BEGIN
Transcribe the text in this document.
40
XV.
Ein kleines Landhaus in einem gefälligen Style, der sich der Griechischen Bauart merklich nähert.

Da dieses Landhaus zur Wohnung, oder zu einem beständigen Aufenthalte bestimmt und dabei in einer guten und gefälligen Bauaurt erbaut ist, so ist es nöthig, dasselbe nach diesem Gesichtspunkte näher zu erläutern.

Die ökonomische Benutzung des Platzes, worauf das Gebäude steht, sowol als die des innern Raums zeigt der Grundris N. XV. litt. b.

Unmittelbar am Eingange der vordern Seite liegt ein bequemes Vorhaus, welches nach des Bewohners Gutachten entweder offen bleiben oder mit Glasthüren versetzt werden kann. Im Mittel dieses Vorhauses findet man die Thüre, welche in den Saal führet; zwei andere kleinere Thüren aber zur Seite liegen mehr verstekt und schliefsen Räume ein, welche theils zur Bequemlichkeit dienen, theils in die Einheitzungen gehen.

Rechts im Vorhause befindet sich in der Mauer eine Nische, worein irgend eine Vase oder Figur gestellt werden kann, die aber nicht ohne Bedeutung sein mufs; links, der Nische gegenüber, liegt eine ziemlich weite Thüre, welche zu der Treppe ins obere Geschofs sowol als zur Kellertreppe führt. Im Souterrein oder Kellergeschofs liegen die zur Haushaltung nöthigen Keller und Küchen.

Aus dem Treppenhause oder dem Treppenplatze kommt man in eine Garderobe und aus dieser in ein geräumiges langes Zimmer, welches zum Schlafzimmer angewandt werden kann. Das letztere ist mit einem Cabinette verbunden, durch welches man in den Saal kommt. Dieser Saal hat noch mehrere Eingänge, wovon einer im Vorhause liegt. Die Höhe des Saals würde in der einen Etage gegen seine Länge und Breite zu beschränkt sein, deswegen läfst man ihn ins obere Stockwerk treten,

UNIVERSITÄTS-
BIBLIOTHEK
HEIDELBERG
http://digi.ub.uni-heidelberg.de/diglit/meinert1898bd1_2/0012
END
> _STATED GOAL_:
Using the records above, copy every line that has the word "sowol" in it.

> _SOLUTION BELOW_:
Die ökonomische Benutzung des Platzes, worauf das Gebäude steht, sowol als die des innern Raums zeigt der Grundris N. XV. litt. b.
Rechts im Vorhause befindet sich in der Mauer eine Nische, worein irgend eine Vase oder Figur gestellt werden kann, die aber nicht ohne Bedeutung sein mufs; links, der Nische gegenüber, liegt eine ziemlich weite Thüre, welche zu der Treppe ins obere Geschofs sowol als zur Kellertreppe führt. Im Souterrein oder Kellergeschofs liegen die zur Haushaltung nöthigen Keller und Küchen.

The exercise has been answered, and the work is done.